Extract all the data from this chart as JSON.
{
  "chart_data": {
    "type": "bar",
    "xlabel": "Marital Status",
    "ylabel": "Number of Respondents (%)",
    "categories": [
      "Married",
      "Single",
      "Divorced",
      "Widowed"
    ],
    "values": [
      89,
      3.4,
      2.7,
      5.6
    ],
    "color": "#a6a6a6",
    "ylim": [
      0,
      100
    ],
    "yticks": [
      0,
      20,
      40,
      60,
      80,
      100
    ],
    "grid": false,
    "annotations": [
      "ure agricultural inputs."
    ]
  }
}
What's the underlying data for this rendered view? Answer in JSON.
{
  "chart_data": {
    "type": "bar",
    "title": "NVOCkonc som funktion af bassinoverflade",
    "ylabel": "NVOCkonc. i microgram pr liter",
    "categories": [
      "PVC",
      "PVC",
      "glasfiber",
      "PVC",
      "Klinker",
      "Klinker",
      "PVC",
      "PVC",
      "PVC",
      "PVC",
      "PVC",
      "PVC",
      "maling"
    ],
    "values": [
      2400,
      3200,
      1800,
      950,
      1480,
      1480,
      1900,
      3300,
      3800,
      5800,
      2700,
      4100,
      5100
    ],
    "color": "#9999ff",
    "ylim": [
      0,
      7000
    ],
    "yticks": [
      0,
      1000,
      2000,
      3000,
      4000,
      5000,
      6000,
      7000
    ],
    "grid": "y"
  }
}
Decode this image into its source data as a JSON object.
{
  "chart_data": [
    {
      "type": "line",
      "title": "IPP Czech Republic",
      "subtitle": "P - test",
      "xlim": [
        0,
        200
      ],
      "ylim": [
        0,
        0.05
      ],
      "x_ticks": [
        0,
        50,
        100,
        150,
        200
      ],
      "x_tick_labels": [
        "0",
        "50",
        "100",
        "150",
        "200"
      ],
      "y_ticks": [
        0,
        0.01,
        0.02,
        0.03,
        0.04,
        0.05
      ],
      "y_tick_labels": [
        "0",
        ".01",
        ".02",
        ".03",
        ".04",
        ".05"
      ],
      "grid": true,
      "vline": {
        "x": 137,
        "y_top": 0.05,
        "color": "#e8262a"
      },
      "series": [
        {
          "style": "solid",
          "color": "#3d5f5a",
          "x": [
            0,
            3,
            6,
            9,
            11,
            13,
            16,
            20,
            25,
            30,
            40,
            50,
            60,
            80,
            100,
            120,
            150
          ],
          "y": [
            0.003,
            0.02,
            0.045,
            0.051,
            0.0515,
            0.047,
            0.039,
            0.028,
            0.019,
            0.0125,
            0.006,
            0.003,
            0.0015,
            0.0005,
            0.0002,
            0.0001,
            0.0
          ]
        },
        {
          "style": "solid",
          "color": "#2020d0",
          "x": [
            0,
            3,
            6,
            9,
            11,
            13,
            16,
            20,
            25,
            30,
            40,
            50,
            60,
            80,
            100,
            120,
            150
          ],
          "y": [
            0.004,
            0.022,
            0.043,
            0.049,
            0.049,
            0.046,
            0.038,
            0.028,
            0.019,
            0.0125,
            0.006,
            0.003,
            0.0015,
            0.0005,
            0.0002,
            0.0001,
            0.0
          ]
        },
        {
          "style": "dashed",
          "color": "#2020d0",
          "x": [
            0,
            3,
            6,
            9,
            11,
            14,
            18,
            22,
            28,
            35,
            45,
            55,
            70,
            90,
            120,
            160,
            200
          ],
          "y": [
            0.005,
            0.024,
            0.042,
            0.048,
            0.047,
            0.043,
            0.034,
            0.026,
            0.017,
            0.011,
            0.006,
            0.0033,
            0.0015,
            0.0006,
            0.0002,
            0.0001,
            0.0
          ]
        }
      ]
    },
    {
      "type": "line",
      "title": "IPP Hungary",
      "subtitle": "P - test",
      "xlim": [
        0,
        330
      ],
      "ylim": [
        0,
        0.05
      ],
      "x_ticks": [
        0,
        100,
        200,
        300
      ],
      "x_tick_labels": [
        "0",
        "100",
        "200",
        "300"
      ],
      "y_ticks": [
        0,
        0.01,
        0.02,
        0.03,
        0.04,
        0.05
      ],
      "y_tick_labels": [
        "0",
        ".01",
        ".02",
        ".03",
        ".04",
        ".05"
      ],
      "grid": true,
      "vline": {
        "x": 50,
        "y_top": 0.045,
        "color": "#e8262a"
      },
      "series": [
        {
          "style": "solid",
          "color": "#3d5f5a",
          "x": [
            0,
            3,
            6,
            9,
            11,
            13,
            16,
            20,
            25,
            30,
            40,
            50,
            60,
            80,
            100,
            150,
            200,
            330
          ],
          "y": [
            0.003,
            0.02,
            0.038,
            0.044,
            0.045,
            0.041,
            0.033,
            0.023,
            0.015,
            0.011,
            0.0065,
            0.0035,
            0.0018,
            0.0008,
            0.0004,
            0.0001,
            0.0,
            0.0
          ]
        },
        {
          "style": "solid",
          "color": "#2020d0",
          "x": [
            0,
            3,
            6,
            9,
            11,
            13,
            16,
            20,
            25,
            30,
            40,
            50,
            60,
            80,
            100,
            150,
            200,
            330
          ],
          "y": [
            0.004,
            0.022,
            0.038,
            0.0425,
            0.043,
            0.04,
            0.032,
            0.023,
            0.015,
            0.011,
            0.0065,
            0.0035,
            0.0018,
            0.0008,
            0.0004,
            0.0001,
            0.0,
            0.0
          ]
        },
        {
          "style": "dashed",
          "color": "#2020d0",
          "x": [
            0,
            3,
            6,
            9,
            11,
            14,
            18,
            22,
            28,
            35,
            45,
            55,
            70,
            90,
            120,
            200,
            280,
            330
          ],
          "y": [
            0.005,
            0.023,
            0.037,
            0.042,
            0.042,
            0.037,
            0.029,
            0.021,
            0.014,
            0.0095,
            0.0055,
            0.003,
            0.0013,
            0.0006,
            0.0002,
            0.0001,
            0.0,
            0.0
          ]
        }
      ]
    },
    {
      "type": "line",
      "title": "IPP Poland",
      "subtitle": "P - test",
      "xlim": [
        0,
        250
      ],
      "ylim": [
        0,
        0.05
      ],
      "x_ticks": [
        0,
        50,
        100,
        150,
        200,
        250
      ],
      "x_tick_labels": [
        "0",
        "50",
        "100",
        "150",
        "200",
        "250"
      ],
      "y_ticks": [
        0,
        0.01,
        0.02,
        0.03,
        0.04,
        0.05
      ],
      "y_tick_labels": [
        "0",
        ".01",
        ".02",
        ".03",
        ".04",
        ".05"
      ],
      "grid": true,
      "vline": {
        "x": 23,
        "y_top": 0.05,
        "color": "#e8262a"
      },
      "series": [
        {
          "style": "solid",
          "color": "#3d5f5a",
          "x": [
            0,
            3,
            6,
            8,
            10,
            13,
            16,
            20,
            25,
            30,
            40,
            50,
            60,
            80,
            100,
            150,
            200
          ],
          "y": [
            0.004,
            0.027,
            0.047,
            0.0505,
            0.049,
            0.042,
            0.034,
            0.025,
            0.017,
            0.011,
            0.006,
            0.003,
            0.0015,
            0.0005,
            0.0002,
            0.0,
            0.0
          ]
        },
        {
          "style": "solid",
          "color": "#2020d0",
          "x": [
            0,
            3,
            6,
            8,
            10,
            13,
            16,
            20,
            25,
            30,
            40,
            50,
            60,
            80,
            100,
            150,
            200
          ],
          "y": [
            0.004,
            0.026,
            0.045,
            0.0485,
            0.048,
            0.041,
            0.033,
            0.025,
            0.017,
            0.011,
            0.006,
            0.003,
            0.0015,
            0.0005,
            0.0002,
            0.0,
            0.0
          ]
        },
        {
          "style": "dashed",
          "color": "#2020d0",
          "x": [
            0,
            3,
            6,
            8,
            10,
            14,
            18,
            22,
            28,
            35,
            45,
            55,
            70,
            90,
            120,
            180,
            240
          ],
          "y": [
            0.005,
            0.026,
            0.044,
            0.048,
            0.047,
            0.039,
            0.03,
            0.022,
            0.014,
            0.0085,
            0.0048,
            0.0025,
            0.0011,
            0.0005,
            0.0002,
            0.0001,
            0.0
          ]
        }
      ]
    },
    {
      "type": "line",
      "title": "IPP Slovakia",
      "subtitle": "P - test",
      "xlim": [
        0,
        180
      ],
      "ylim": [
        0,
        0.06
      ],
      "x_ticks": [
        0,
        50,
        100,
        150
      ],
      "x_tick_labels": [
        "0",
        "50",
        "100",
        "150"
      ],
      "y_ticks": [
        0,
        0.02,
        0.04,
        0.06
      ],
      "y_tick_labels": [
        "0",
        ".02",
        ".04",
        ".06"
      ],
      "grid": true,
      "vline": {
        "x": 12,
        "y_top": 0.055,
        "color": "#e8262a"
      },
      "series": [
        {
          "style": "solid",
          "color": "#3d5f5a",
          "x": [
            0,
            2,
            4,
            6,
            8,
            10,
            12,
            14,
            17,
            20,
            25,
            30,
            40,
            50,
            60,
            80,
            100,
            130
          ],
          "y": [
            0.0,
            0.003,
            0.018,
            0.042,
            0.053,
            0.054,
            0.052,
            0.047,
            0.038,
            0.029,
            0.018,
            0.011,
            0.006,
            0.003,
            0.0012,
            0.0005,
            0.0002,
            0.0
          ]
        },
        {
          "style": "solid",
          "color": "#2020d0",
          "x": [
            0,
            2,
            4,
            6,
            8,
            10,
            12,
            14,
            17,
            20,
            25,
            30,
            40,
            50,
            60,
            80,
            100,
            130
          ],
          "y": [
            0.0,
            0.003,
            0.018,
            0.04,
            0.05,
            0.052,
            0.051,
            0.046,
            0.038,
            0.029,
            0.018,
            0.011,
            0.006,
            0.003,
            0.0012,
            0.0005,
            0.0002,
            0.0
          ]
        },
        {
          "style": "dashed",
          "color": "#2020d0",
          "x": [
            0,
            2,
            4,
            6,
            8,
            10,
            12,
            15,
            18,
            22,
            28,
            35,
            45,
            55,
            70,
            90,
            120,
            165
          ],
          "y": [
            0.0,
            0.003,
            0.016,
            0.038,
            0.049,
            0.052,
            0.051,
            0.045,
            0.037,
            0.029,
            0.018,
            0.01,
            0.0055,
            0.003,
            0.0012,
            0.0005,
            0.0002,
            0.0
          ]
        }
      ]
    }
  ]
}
:::::
Task details: All lines above containing the string "this" are to be collected.

Solution below:
Extract all the data from this chart as JSON.
What's the underlying data for this rendered view? Answer in JSON.
Decode this image into its source data as a JSON object.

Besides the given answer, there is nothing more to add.